Items from a figure collection:
_____

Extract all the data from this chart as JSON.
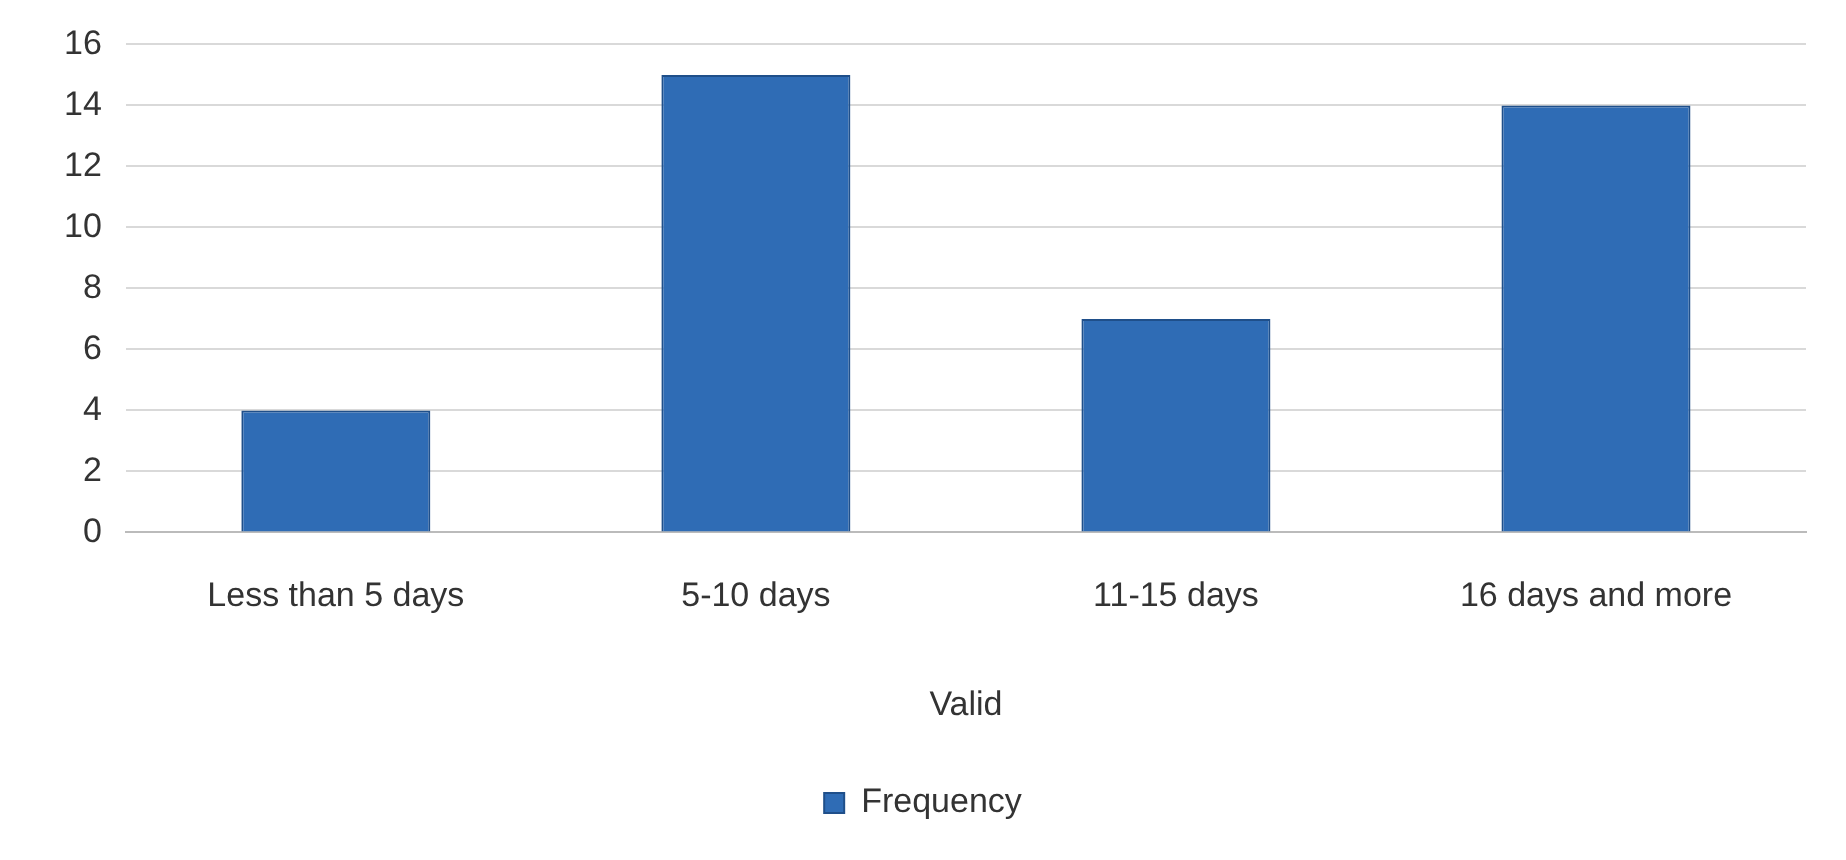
{
  "chart_data": {
    "type": "bar",
    "xlabel": "Valid",
    "categories": [
      "Less than 5 days",
      "5-10 days",
      "11-15 days",
      "16 days and more"
    ],
    "series": [
      {
        "name": "Frequency",
        "color": "#2f6cb5",
        "values": [
          4,
          15,
          7,
          14
        ]
      }
    ],
    "ylim": [
      0,
      16
    ],
    "yticks": [
      0,
      2,
      4,
      6,
      8,
      10,
      12,
      14,
      16
    ],
    "grid": "y",
    "legend": "bottom"
  }
}
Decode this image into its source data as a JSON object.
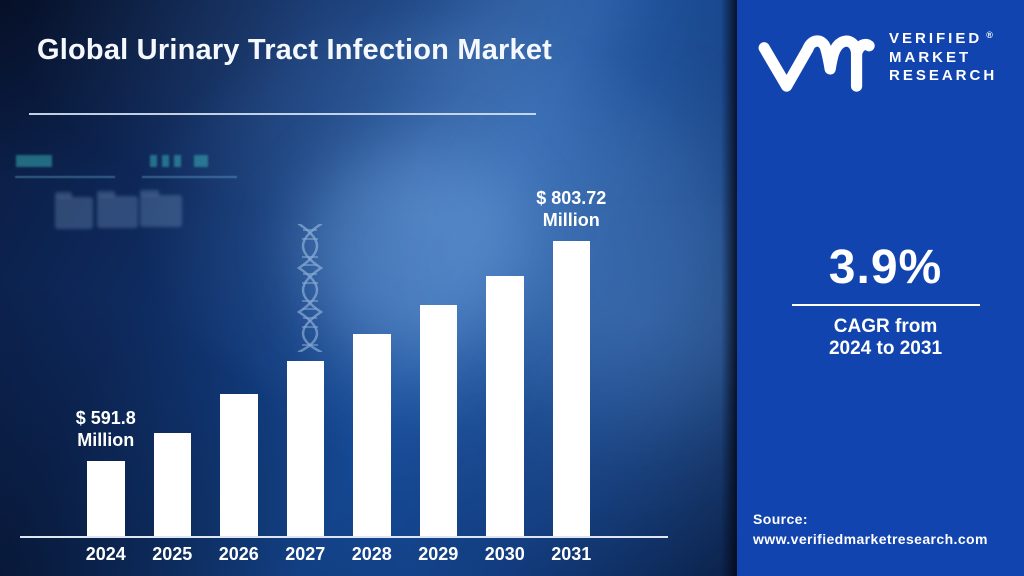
{
  "title": "Global Urinary Tract Infection Market",
  "brand": {
    "name_lines": [
      "VERIFIED",
      "MARKET",
      "RESEARCH"
    ],
    "registered": "®"
  },
  "cagr": {
    "value": "3.9%",
    "caption": [
      "CAGR from",
      "2024 to 2031"
    ]
  },
  "source": {
    "label": "Source:",
    "url": "www.verifiedmarketresearch.com"
  },
  "chart_data": {
    "type": "bar",
    "title": "Global Urinary Tract Infection Market",
    "categories": [
      "2024",
      "2025",
      "2026",
      "2027",
      "2028",
      "2029",
      "2030",
      "2031"
    ],
    "values": [
      591.8,
      619,
      656,
      688,
      714,
      742,
      770,
      803.72
    ],
    "value_unit": "USD Million",
    "labeled_values": {
      "2024": "$ 591.8 Million",
      "2031": "$ 803.72 Million"
    },
    "annotations": [
      {
        "index": 0,
        "lines": [
          "$ 591.8",
          "Million"
        ]
      },
      {
        "index": 7,
        "lines": [
          "$ 803.72",
          "Million"
        ]
      }
    ],
    "xlabel": "",
    "ylabel": "",
    "gridlines": false,
    "legend": null,
    "bar_color": "#ffffff",
    "axis_line_color": "#dde6f2"
  },
  "colors": {
    "right_panel_bg": "#1244b0",
    "bar": "#ffffff",
    "axis_line": "#dde6f2",
    "title_underline": "#cfe0f2",
    "accent_teal": "#3cd0c8",
    "text": "#ffffff"
  }
}
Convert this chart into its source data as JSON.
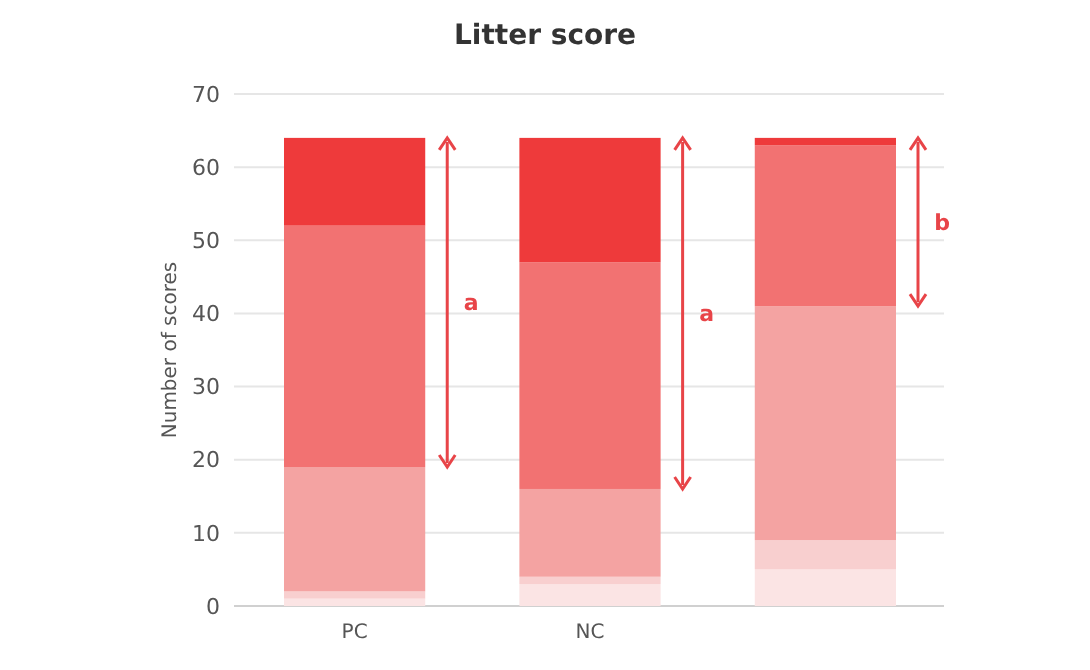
{
  "chart_data": {
    "type": "bar",
    "title": "Litter score",
    "ylabel": "Number of scores",
    "categories": [
      "PC",
      "NC",
      null
    ],
    "stacked": true,
    "ylim": [
      0,
      70
    ],
    "yticks": [
      0,
      10,
      20,
      30,
      40,
      50,
      60,
      70
    ],
    "grid": "y",
    "series": [
      {
        "color": "#fbe4e4",
        "values": [
          1,
          3,
          5
        ]
      },
      {
        "color": "#f8cfcf",
        "values": [
          1,
          1,
          4
        ]
      },
      {
        "color": "#f4a3a2",
        "values": [
          17,
          12,
          32
        ]
      },
      {
        "color": "#f27272",
        "values": [
          33,
          31,
          22
        ]
      },
      {
        "color": "#ee3a3b",
        "values": [
          12,
          17,
          1
        ]
      }
    ],
    "annotations": [
      "a",
      "a",
      "b"
    ]
  }
}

_____

§ **Challenge**
Give back each entry exactly as it appears, with no pictures.

§ **Solution**
Extract all the data from this chart as JSON.
{
  "chart_data": {
    "type": "bar",
    "xlabel": "Valid",
    "categories": [
      "Less than 5 days",
      "5-10 days",
      "11-15 days",
      "16 days and more"
    ],
    "series": [
      {
        "name": "Frequency",
        "color": "#2f6cb5",
        "values": [
          4,
          15,
          7,
          14
        ]
      }
    ],
    "ylim": [
      0,
      16
    ],
    "yticks": [
      0,
      2,
      4,
      6,
      8,
      10,
      12,
      14,
      16
    ],
    "grid": "y",
    "legend": "bottom"
  }
}
Decode this image into its source data as a JSON object.
{
  "title": "Global Urinary Tract Infection Market",
  "brand": {
    "name_lines": [
      "VERIFIED",
      "MARKET",
      "RESEARCH"
    ],
    "registered": "®"
  },
  "cagr": {
    "value": "3.9%",
    "caption": [
      "CAGR from",
      "2024 to 2031"
    ]
  },
  "source": {
    "label": "Source:",
    "url": "www.verifiedmarketresearch.com"
  },
  "chart_data": {
    "type": "bar",
    "title": "Global Urinary Tract Infection Market",
    "categories": [
      "2024",
      "2025",
      "2026",
      "2027",
      "2028",
      "2029",
      "2030",
      "2031"
    ],
    "values": [
      591.8,
      619,
      656,
      688,
      714,
      742,
      770,
      803.72
    ],
    "value_unit": "USD Million",
    "labeled_values": {
      "2024": "$ 591.8 Million",
      "2031": "$ 803.72 Million"
    },
    "annotations": [
      {
        "index": 0,
        "lines": [
          "$ 591.8",
          "Million"
        ]
      },
      {
        "index": 7,
        "lines": [
          "$ 803.72",
          "Million"
        ]
      }
    ],
    "xlabel": "",
    "ylabel": "",
    "gridlines": false,
    "legend": null,
    "bar_color": "#ffffff",
    "axis_line_color": "#dde6f2"
  },
  "colors": {
    "right_panel_bg": "#1244b0",
    "bar": "#ffffff",
    "axis_line": "#dde6f2",
    "title_underline": "#cfe0f2",
    "accent_teal": "#3cd0c8",
    "text": "#ffffff"
  }
}
Convert this chart into its source data as JSON.
{
  "chart_data": {
    "type": "bar",
    "title": "Litter score",
    "ylabel": "Number of scores",
    "categories": [
      "PC",
      "NC",
      null
    ],
    "stacked": true,
    "ylim": [
      0,
      70
    ],
    "yticks": [
      0,
      10,
      20,
      30,
      40,
      50,
      60,
      70
    ],
    "grid": "y",
    "series": [
      {
        "color": "#fbe4e4",
        "values": [
          1,
          3,
          5
        ]
      },
      {
        "color": "#f8cfcf",
        "values": [
          1,
          1,
          4
        ]
      },
      {
        "color": "#f4a3a2",
        "values": [
          17,
          12,
          32
        ]
      },
      {
        "color": "#f27272",
        "values": [
          33,
          31,
          22
        ]
      },
      {
        "color": "#ee3a3b",
        "values": [
          12,
          17,
          1
        ]
      }
    ],
    "annotations": [
      "a",
      "a",
      "b"
    ]
  }
}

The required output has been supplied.